**What you are asked to do**
Word for word, give the material below again, minus any images.

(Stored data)
◆ ◆ ◆ ◆ ◆ ◆ ◆
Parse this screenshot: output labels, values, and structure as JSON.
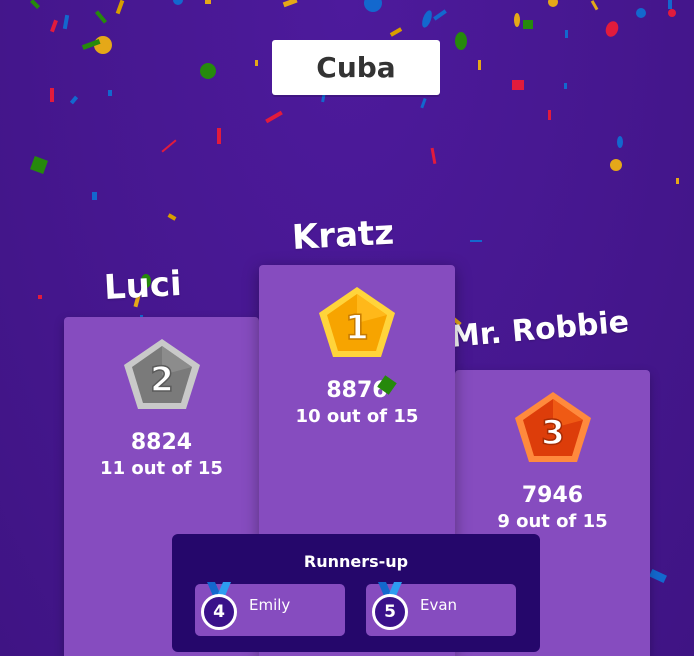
{
  "quiz": {
    "title": "Cuba"
  },
  "podium": {
    "first": {
      "rank": "1",
      "name": "Kratz",
      "score": "8876",
      "correct": "10 out of 15",
      "medal_color": "#f7b514",
      "medal_icon": "gold-medal-icon"
    },
    "second": {
      "rank": "2",
      "name": "Luci",
      "score": "8824",
      "correct": "11 out of 15",
      "medal_color": "#8a8a8a",
      "medal_icon": "silver-medal-icon"
    },
    "third": {
      "rank": "3",
      "name": "Mr. Robbie",
      "score": "7946",
      "correct": "9 out of 15",
      "medal_color": "#e8530e",
      "medal_icon": "bronze-medal-icon"
    }
  },
  "runners_up": {
    "title": "Runners-up",
    "items": [
      {
        "rank": "4",
        "name": "Emily"
      },
      {
        "rank": "5",
        "name": "Evan"
      }
    ]
  },
  "colors": {
    "background": "#46178f",
    "podium": "#864cbf",
    "runners_panel": "#25076b"
  }
}
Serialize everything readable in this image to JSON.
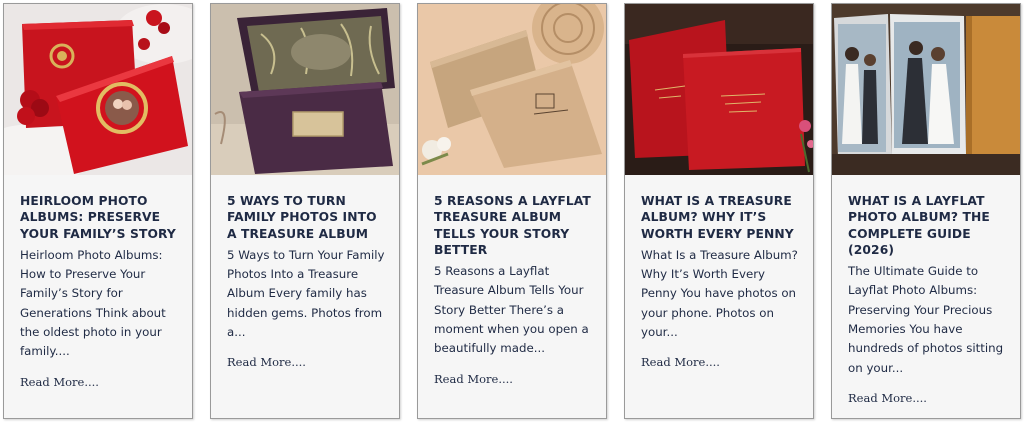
{
  "posts": [
    {
      "image_alt": "Red heirloom photo albums with gold medallion",
      "title": "Heirloom Photo Albums: Preserve Your Family’s Story",
      "excerpt": "Heirloom Photo Albums: How to Preserve Your Family’s Story for Generations Think about the oldest photo in your family....",
      "read_more": "Read More...."
    },
    {
      "image_alt": "Dark purple treasure album in a botanical box",
      "title": "5 Ways to Turn Family Photos Into a Treasure Album",
      "excerpt": "5 Ways to Turn Your Family Photos Into a Treasure Album Every family has hidden gems. Photos from a...",
      "read_more": "Read More...."
    },
    {
      "image_alt": "Beige layflat albums with engraved date",
      "title": "5 Reasons a Layflat Treasure Album Tells Your Story Better",
      "excerpt": "5 Reasons a Layflat Treasure Album Tells Your Story Better There’s a moment when you open a beautifully made...",
      "read_more": "Read More...."
    },
    {
      "image_alt": "Red treasure albums with gold lettering",
      "title": "What Is a Treasure Album? Why It’s Worth Every Penny",
      "excerpt": "What Is a Treasure Album? Why It’s Worth Every Penny You have photos on your phone. Photos on your...",
      "read_more": "Read More...."
    },
    {
      "image_alt": "Layflat wedding photo album in a wooden box",
      "title": "What Is a Layflat Photo Album? The Complete Guide (2026)",
      "excerpt": "The Ultimate Guide to Layflat Photo Albums: Preserving Your Precious Memories You have hundreds of photos sitting on your...",
      "read_more": "Read More...."
    }
  ],
  "colors": {
    "text": "#1f2a44",
    "card_bg": "#f6f6f6",
    "card_border": "#9a9a9a"
  }
}
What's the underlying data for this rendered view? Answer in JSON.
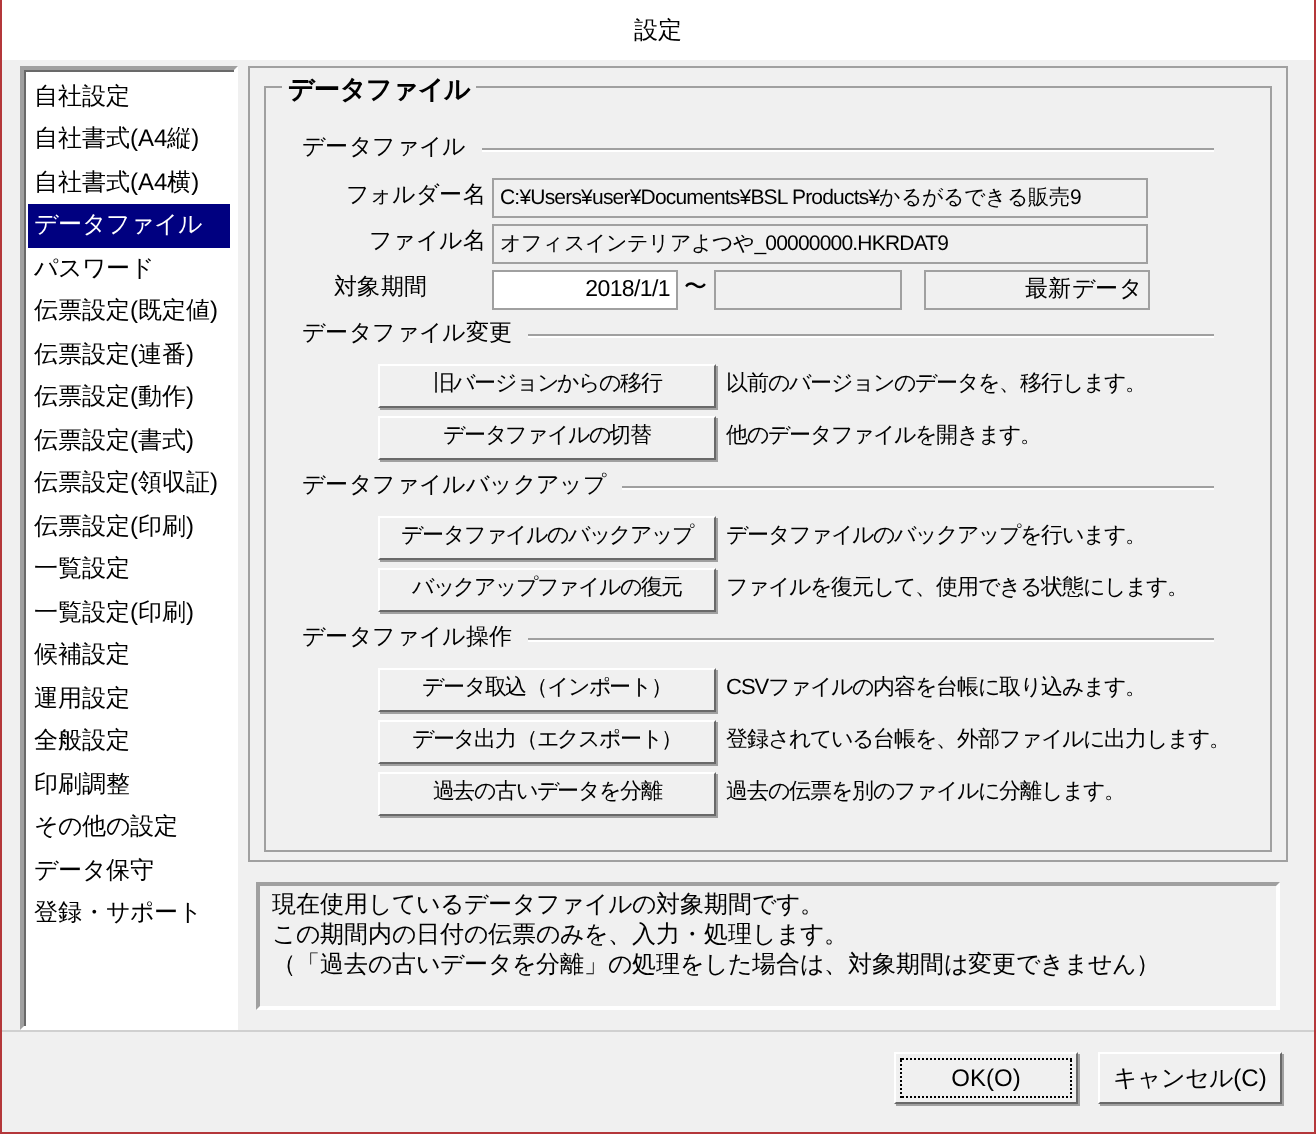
{
  "window": {
    "title": "設定"
  },
  "sidebar": {
    "items": [
      {
        "label": "自社設定",
        "selected": false
      },
      {
        "label": "自社書式(A4縦)",
        "selected": false
      },
      {
        "label": "自社書式(A4横)",
        "selected": false
      },
      {
        "label": "データファイル",
        "selected": true
      },
      {
        "label": "パスワード",
        "selected": false
      },
      {
        "label": "伝票設定(既定値)",
        "selected": false
      },
      {
        "label": "伝票設定(連番)",
        "selected": false
      },
      {
        "label": "伝票設定(動作)",
        "selected": false
      },
      {
        "label": "伝票設定(書式)",
        "selected": false
      },
      {
        "label": "伝票設定(領収証)",
        "selected": false
      },
      {
        "label": "伝票設定(印刷)",
        "selected": false
      },
      {
        "label": "一覧設定",
        "selected": false
      },
      {
        "label": "一覧設定(印刷)",
        "selected": false
      },
      {
        "label": "候補設定",
        "selected": false
      },
      {
        "label": "運用設定",
        "selected": false
      },
      {
        "label": "全般設定",
        "selected": false
      },
      {
        "label": "印刷調整",
        "selected": false
      },
      {
        "label": "その他の設定",
        "selected": false
      },
      {
        "label": "データ保守",
        "selected": false
      },
      {
        "label": "登録・サポート",
        "selected": false
      }
    ]
  },
  "panel": {
    "title": "データファイル",
    "file_section": {
      "heading": "データファイル",
      "folder": {
        "label": "フォルダー名",
        "value": "C:¥Users¥user¥Documents¥BSL Products¥かるがるできる販売9"
      },
      "file": {
        "label": "ファイル名",
        "value": "オフィスインテリアよつや_00000000.HKRDAT9"
      },
      "period": {
        "label": "対象期間",
        "start": "2018/1/1",
        "separator": "〜",
        "end_status": "最新データ"
      }
    },
    "sections": [
      {
        "heading": "データファイル変更",
        "actions": [
          {
            "button": "旧バージョンからの移行",
            "description": "以前のバージョンのデータを、移行します。"
          },
          {
            "button": "データファイルの切替",
            "description": "他のデータファイルを開きます。"
          }
        ]
      },
      {
        "heading": "データファイルバックアップ",
        "actions": [
          {
            "button": "データファイルのバックアップ",
            "description": "データファイルのバックアップを行います。"
          },
          {
            "button": "バックアップファイルの復元",
            "description": "ファイルを復元して、使用できる状態にします。"
          }
        ]
      },
      {
        "heading": "データファイル操作",
        "actions": [
          {
            "button": "データ取込（インポート）",
            "description": "CSVファイルの内容を台帳に取り込みます。"
          },
          {
            "button": "データ出力（エクスポート）",
            "description": "登録されている台帳を、外部ファイルに出力します。"
          },
          {
            "button": "過去の古いデータを分離",
            "description": "過去の伝票を別のファイルに分離します。"
          }
        ]
      }
    ]
  },
  "help_text": [
    "現在使用しているデータファイルの対象期間です。",
    "この期間内の日付の伝票のみを、入力・処理します。",
    "（「過去の古いデータを分離」の処理をした場合は、対象期間は変更できません）"
  ],
  "buttons": [
    {
      "label": "OK(O)",
      "focused": true
    },
    {
      "label": "キャンセル(C)",
      "focused": false
    }
  ]
}
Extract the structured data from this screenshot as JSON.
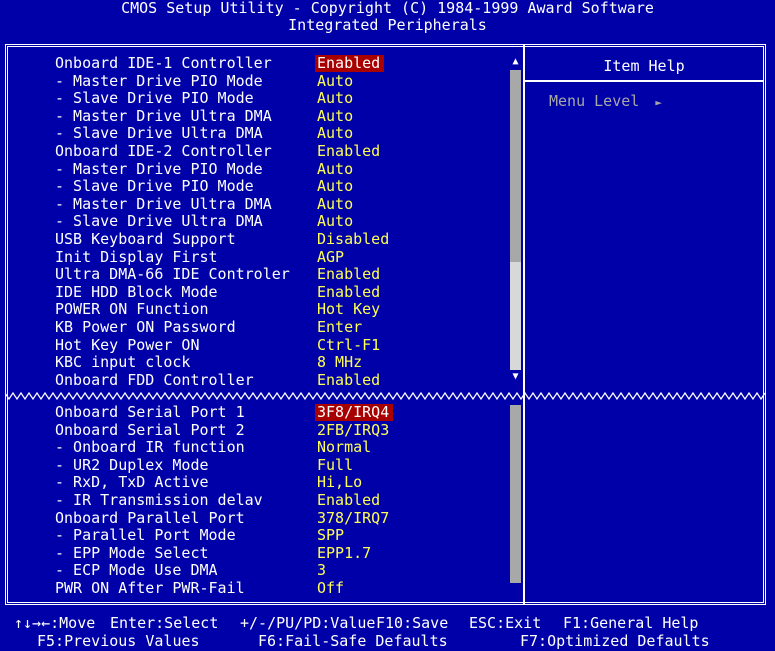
◆ ◆ ◆ ◆ ◆ ◆ ◆
**Task solution**
Parse this screenshot: output labels, values, and structure as JSON.
{
  "quiz": {
    "title": "Cuba"
  },
  "podium": {
    "first": {
      "rank": "1",
      "name": "Kratz",
      "score": "8876",
      "correct": "10 out of 15",
      "medal_color": "#f7b514",
      "medal_icon": "gold-medal-icon"
    },
    "second": {
      "rank": "2",
      "name": "Luci",
      "score": "8824",
      "correct": "11 out of 15",
      "medal_color": "#8a8a8a",
      "medal_icon": "silver-medal-icon"
    },
    "third": {
      "rank": "3",
      "name": "Mr. Robbie",
      "score": "7946",
      "correct": "9 out of 15",
      "medal_color": "#e8530e",
      "medal_icon": "bronze-medal-icon"
    }
  },
  "runners_up": {
    "title": "Runners-up",
    "items": [
      {
        "rank": "4",
        "name": "Emily"
      },
      {
        "rank": "5",
        "name": "Evan"
      }
    ]
  },
  "colors": {
    "background": "#46178f",
    "podium": "#864cbf",
    "runners_panel": "#25076b"
  }
}
Serialize everything readable in this image to JSON.
{
  "posts": [
    {
      "image_alt": "Red heirloom photo albums with gold medallion",
      "title": "Heirloom Photo Albums: Preserve Your Family’s Story",
      "excerpt": "Heirloom Photo Albums: How to Preserve Your Family’s Story for Generations Think about the oldest photo in your family....",
      "read_more": "Read More...."
    },
    {
      "image_alt": "Dark purple treasure album in a botanical box",
      "title": "5 Ways to Turn Family Photos Into a Treasure Album",
      "excerpt": "5 Ways to Turn Your Family Photos Into a Treasure Album Every family has hidden gems. Photos from a...",
      "read_more": "Read More...."
    },
    {
      "image_alt": "Beige layflat albums with engraved date",
      "title": "5 Reasons a Layflat Treasure Album Tells Your Story Better",
      "excerpt": "5 Reasons a Layflat Treasure Album Tells Your Story Better There’s a moment when you open a beautifully made...",
      "read_more": "Read More...."
    },
    {
      "image_alt": "Red treasure albums with gold lettering",
      "title": "What Is a Treasure Album? Why It’s Worth Every Penny",
      "excerpt": "What Is a Treasure Album? Why It’s Worth Every Penny You have photos on your phone. Photos on your...",
      "read_more": "Read More...."
    },
    {
      "image_alt": "Layflat wedding photo album in a wooden box",
      "title": "What Is a Layflat Photo Album? The Complete Guide (2026)",
      "excerpt": "The Ultimate Guide to Layflat Photo Albums: Preserving Your Precious Memories You have hundreds of photos sitting on your...",
      "read_more": "Read More...."
    }
  ],
  "colors": {
    "text": "#1f2a44",
    "card_bg": "#f6f6f6",
    "card_border": "#9a9a9a"
  }
}
What's the underlying data for this rendered view? Answer in JSON.
{
  "window": {
    "title": "設定"
  },
  "sidebar": {
    "items": [
      {
        "label": "自社設定",
        "selected": false
      },
      {
        "label": "自社書式(A4縦)",
        "selected": false
      },
      {
        "label": "自社書式(A4横)",
        "selected": false
      },
      {
        "label": "データファイル",
        "selected": true
      },
      {
        "label": "パスワード",
        "selected": false
      },
      {
        "label": "伝票設定(既定値)",
        "selected": false
      },
      {
        "label": "伝票設定(連番)",
        "selected": false
      },
      {
        "label": "伝票設定(動作)",
        "selected": false
      },
      {
        "label": "伝票設定(書式)",
        "selected": false
      },
      {
        "label": "伝票設定(領収証)",
        "selected": false
      },
      {
        "label": "伝票設定(印刷)",
        "selected": false
      },
      {
        "label": "一覧設定",
        "selected": false
      },
      {
        "label": "一覧設定(印刷)",
        "selected": false
      },
      {
        "label": "候補設定",
        "selected": false
      },
      {
        "label": "運用設定",
        "selected": false
      },
      {
        "label": "全般設定",
        "selected": false
      },
      {
        "label": "印刷調整",
        "selected": false
      },
      {
        "label": "その他の設定",
        "selected": false
      },
      {
        "label": "データ保守",
        "selected": false
      },
      {
        "label": "登録・サポート",
        "selected": false
      }
    ]
  },
  "panel": {
    "title": "データファイル",
    "file_section": {
      "heading": "データファイル",
      "folder": {
        "label": "フォルダー名",
        "value": "C:¥Users¥user¥Documents¥BSL Products¥かるがるできる販売9"
      },
      "file": {
        "label": "ファイル名",
        "value": "オフィスインテリアよつや_00000000.HKRDAT9"
      },
      "period": {
        "label": "対象期間",
        "start": "2018/1/1",
        "separator": "〜",
        "end_status": "最新データ"
      }
    },
    "sections": [
      {
        "heading": "データファイル変更",
        "actions": [
          {
            "button": "旧バージョンからの移行",
            "description": "以前のバージョンのデータを、移行します。"
          },
          {
            "button": "データファイルの切替",
            "description": "他のデータファイルを開きます。"
          }
        ]
      },
      {
        "heading": "データファイルバックアップ",
        "actions": [
          {
            "button": "データファイルのバックアップ",
            "description": "データファイルのバックアップを行います。"
          },
          {
            "button": "バックアップファイルの復元",
            "description": "ファイルを復元して、使用できる状態にします。"
          }
        ]
      },
      {
        "heading": "データファイル操作",
        "actions": [
          {
            "button": "データ取込（インポート）",
            "description": "CSVファイルの内容を台帳に取り込みます。"
          },
          {
            "button": "データ出力（エクスポート）",
            "description": "登録されている台帳を、外部ファイルに出力します。"
          },
          {
            "button": "過去の古いデータを分離",
            "description": "過去の伝票を別のファイルに分離します。"
          }
        ]
      }
    ]
  },
  "help_text": [
    "現在使用しているデータファイルの対象期間です。",
    "この期間内の日付の伝票のみを、入力・処理します。",
    "（「過去の古いデータを分離」の処理をした場合は、対象期間は変更できません）"
  ],
  "buttons": [
    {
      "label": "OK(O)",
      "focused": true
    },
    {
      "label": "キャンセル(C)",
      "focused": false
    }
  ]
}
Extract the structured data from this screenshot as JSON.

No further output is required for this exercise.